__What the task asks__. Filter the records below for the word "dataset". Keep each line that has it.

__Items from a data source__.
● ● ● ●

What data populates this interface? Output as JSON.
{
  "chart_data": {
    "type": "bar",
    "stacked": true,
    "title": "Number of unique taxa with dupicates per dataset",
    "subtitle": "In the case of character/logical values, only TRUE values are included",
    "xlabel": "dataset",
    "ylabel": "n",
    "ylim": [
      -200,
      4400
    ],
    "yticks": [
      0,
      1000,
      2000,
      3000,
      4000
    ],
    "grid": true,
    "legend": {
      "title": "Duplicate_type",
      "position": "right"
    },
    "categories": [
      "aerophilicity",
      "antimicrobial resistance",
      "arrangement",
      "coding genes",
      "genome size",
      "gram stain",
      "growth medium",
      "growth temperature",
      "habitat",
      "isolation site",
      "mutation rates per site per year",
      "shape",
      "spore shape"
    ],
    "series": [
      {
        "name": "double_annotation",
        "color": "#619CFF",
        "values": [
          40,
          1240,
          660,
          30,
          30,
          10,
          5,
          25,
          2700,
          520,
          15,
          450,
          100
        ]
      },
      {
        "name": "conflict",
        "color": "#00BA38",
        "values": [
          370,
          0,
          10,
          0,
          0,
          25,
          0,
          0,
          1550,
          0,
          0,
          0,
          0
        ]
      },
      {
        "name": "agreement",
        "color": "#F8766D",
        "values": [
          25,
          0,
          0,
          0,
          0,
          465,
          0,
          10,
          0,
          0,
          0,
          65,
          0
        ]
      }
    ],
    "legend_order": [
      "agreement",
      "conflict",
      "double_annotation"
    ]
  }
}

● ● ● ●

__Answer__.
    "title": "Number of unique taxa with dupicates per dataset",
    "xlabel": "dataset",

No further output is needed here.